• [INSTRUCTION]: Print all the entries verbatim.

• [RECORDS SHOWN]:
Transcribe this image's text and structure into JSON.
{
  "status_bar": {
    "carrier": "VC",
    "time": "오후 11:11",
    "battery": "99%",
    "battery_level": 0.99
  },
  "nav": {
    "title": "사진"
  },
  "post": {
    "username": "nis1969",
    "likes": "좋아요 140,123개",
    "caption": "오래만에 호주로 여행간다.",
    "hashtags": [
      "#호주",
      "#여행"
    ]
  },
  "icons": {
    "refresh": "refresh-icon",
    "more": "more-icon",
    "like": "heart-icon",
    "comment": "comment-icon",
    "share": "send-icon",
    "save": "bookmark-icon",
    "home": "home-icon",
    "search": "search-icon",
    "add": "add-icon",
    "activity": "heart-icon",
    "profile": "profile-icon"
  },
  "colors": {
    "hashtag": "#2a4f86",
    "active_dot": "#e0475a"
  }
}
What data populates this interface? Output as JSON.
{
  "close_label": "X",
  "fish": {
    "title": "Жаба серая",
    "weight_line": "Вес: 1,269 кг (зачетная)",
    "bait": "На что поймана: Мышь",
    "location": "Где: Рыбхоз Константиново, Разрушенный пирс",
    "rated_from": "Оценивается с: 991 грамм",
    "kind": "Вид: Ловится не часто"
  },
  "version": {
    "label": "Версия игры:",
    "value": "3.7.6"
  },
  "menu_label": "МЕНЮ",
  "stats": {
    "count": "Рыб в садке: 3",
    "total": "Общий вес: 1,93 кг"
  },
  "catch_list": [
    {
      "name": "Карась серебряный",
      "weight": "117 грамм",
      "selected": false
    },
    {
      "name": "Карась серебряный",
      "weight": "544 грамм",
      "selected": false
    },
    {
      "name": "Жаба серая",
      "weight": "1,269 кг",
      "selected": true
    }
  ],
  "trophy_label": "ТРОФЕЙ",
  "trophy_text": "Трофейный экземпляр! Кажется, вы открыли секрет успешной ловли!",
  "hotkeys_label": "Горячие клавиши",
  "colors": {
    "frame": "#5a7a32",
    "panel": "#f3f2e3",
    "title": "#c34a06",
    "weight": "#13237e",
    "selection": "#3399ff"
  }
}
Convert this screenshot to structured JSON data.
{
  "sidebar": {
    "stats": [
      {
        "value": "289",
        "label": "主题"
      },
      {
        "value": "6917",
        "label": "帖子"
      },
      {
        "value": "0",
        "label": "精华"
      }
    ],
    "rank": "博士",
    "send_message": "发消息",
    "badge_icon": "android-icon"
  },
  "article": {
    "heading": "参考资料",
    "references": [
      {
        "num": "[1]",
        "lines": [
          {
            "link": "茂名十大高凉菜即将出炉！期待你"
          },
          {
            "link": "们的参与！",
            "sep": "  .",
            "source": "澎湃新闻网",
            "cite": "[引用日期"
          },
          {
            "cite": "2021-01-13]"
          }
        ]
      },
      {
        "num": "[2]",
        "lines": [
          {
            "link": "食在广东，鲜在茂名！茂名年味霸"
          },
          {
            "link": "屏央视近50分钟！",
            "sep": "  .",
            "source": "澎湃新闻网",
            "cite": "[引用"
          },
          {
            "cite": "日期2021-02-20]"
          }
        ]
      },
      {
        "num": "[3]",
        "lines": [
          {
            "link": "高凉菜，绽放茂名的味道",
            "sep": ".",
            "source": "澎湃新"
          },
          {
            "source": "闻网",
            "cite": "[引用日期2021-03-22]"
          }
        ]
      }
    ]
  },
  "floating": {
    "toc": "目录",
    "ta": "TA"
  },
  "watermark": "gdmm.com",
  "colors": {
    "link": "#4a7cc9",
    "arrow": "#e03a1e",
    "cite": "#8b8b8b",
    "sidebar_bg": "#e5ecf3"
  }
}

• [EXERCISE RESPONSE]:
Transcribe this image's text and structure into JSON.
{
  "status_bar": {
    "carrier": "VC",
    "time": "오후 11:11",
    "battery": "99%",
    "battery_level": 0.99
  },
  "nav": {
    "title": "사진"
  },
  "post": {
    "username": "nis1969",
    "likes": "좋아요 140,123개",
    "caption": "오래만에 호주로 여행간다.",
    "hashtags": [
      "#호주",
      "#여행"
    ]
  },
  "icons": {
    "refresh": "refresh-icon",
    "more": "more-icon",
    "like": "heart-icon",
    "comment": "comment-icon",
    "share": "send-icon",
    "save": "bookmark-icon",
    "home": "home-icon",
    "search": "search-icon",
    "add": "add-icon",
    "activity": "heart-icon",
    "profile": "profile-icon"
  },
  "colors": {
    "hashtag": "#2a4f86",
    "active_dot": "#e0475a"
  }
}
What data populates this interface? Output as JSON.
{
  "close_label": "X",
  "fish": {
    "title": "Жаба серая",
    "weight_line": "Вес: 1,269 кг (зачетная)",
    "bait": "На что поймана: Мышь",
    "location": "Где: Рыбхоз Константиново, Разрушенный пирс",
    "rated_from": "Оценивается с: 991 грамм",
    "kind": "Вид: Ловится не часто"
  },
  "version": {
    "label": "Версия игры:",
    "value": "3.7.6"
  },
  "menu_label": "МЕНЮ",
  "stats": {
    "count": "Рыб в садке: 3",
    "total": "Общий вес: 1,93 кг"
  },
  "catch_list": [
    {
      "name": "Карась серебряный",
      "weight": "117 грамм",
      "selected": false
    },
    {
      "name": "Карась серебряный",
      "weight": "544 грамм",
      "selected": false
    },
    {
      "name": "Жаба серая",
      "weight": "1,269 кг",
      "selected": true
    }
  ],
  "trophy_label": "ТРОФЕЙ",
  "trophy_text": "Трофейный экземпляр! Кажется, вы открыли секрет успешной ловли!",
  "hotkeys_label": "Горячие клавиши",
  "colors": {
    "frame": "#5a7a32",
    "panel": "#f3f2e3",
    "title": "#c34a06",
    "weight": "#13237e",
    "selection": "#3399ff"
  }
}
Convert this screenshot to structured JSON data.
{
  "sidebar": {
    "stats": [
      {
        "value": "289",
        "label": "主题"
      },
      {
        "value": "6917",
        "label": "帖子"
      },
      {
        "value": "0",
        "label": "精华"
      }
    ],
    "rank": "博士",
    "send_message": "发消息",
    "badge_icon": "android-icon"
  },
  "article": {
    "heading": "参考资料",
    "references": [
      {
        "num": "[1]",
        "lines": [
          {
            "link": "茂名十大高凉菜即将出炉！期待你"
          },
          {
            "link": "们的参与！",
            "sep": "  .",
            "source": "澎湃新闻网",
            "cite": "[引用日期"
          },
          {
            "cite": "2021-01-13]"
          }
        ]
      },
      {
        "num": "[2]",
        "lines": [
          {
            "link": "食在广东，鲜在茂名！茂名年味霸"
          },
          {
            "link": "屏央视近50分钟！",
            "sep": "  .",
            "source": "澎湃新闻网",
            "cite": "[引用"
          },
          {
            "cite": "日期2021-02-20]"
          }
        ]
      },
      {
        "num": "[3]",
        "lines": [
          {
            "link": "高凉菜，绽放茂名的味道",
            "sep": ".",
            "source": "澎湃新"
          },
          {
            "source": "闻网",
            "cite": "[引用日期2021-03-22]"
          }
        ]
      }
    ]
  },
  "floating": {
    "toc": "目录",
    "ta": "TA"
  },
  "watermark": "gdmm.com",
  "colors": {
    "link": "#4a7cc9",
    "arrow": "#e03a1e",
    "cite": "#8b8b8b",
    "sidebar_bg": "#e5ecf3"
  }
}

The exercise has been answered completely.